──────── Фрагмент текста ────────

Валерий Мильдон - Санскрит во льдах, или возвращение из Офира
Спустя несколько десятилетий, считая от романа Одоевского, Н. Ф. Федоров задумает проект глобальной метеорегуляции, и его предложение в контексте художественной метеорологии русской литературы могло означать признание: иными средствами вековечные нравы не изменить.
Одно любопытное наблюдение. 1 ноября 1994 г. в г. Долгопрудном Московской области я отклеил со стены листовку, вывешенную в связи с избирательной кампанией по выборам депутата в Госдуму от 109–го Мытищенского избирательного округа (выборы уже состоялись, и листовка теряла предвыборный смысл). Текст гласил: «Русь, куда несешься ты? Сограждане! Благодарю всех, кто поставил за меня свои подписи, и снимаю свою кандидатуру в пользу старейшего русского предпринимателя Павла Ивановича Чичикова. Лидер движения «Субтропическая Россия» Владимир Прибыловский, ночной сторож. Голосуйте за Чичикова!»

──────── Исходные материалы ────────

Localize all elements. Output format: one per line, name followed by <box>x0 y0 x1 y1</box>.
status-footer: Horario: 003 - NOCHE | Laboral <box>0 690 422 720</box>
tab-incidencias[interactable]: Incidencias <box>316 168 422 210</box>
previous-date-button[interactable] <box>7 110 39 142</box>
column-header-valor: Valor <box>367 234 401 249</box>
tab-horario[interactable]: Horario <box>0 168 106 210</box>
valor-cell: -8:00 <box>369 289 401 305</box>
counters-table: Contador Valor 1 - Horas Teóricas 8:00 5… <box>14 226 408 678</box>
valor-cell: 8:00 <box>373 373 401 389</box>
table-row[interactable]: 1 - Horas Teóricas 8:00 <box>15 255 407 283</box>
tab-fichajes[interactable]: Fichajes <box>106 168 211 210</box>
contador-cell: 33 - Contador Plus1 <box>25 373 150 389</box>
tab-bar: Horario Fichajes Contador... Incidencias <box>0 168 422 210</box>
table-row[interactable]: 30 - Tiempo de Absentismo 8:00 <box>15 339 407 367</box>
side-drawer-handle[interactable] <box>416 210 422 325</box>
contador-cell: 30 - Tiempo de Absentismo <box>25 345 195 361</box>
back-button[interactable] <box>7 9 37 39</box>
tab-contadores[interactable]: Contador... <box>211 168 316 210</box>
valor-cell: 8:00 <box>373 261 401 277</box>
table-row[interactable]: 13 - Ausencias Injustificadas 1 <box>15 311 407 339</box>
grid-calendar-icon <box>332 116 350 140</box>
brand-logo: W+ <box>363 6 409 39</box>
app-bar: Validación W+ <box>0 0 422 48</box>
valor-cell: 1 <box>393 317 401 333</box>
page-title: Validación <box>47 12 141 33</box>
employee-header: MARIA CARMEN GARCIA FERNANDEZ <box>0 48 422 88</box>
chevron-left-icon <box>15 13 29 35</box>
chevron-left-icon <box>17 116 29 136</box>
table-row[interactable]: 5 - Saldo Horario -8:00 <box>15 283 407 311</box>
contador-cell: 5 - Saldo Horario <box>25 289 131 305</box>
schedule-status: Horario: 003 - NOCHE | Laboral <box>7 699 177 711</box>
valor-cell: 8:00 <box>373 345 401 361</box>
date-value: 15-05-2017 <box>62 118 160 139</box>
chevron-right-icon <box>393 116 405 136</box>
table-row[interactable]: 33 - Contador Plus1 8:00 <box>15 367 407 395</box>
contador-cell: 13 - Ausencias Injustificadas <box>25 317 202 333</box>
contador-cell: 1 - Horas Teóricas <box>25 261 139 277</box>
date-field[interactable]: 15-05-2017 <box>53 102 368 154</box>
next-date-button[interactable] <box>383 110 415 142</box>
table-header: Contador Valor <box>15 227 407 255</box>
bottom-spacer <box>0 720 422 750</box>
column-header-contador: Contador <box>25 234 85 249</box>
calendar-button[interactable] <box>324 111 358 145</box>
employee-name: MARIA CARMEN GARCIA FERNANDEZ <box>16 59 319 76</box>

────────

• [Цель задания 1]
Какое движение возглавлял Владимир Прибыловский, судя по фрагменту текста?
• [Цель задания 2]
Объясните по фрагменту текста, почему листовка, отклеенная со стены в Долгопрудном, уже теряла предвыборный смысл.
• [Цель задания 3]
Напишите продолжение фрагмента текста, начав сразу после последнего приведенного предложения.
Материалы взяты из другого источника.

• [Результат выполнения 1]
Движение «Субтропическая Россия».

• [Результат выполнения 2]
Листовка теряла предвыборный смысл, потому что выборы депутата в Госдуму от 109-го Мытищенского избирательного округа к тому времени уже состоялись.

• [Результат выполнения 3]
Заметьте, как соединились два утопических представления. Чичиков (я беру его в объеме 1–3–го томов романа) и субтропическая Россия. Первое (Чичиков — праведник) осуществимо, если Россия станет субтропиками, иными словами, пока не изменится климат, нечего ждать благодетельных перемен. Несмотря на комический характер листовки, безошибочно схвачен русский архетип, так сказать, наше бессознательное.
Очень похожий образ в «Туманности Андромеды» И. А. Ефремова. Повествуя о будущем человечестве, автор пишет: «Наиболее плотное население сосредоточилось у колыбели человеческой культуры — Средиземного моря. Субтропический пояс расширился втрое после растопления полярных шапок» (с. 64). Вслед за этим изменилась атмосферная циркуляция и прекратились ураганные ветры — все та же глобальная метеорегуляция, без которой, похоже, не мыслят и социальных преобразований.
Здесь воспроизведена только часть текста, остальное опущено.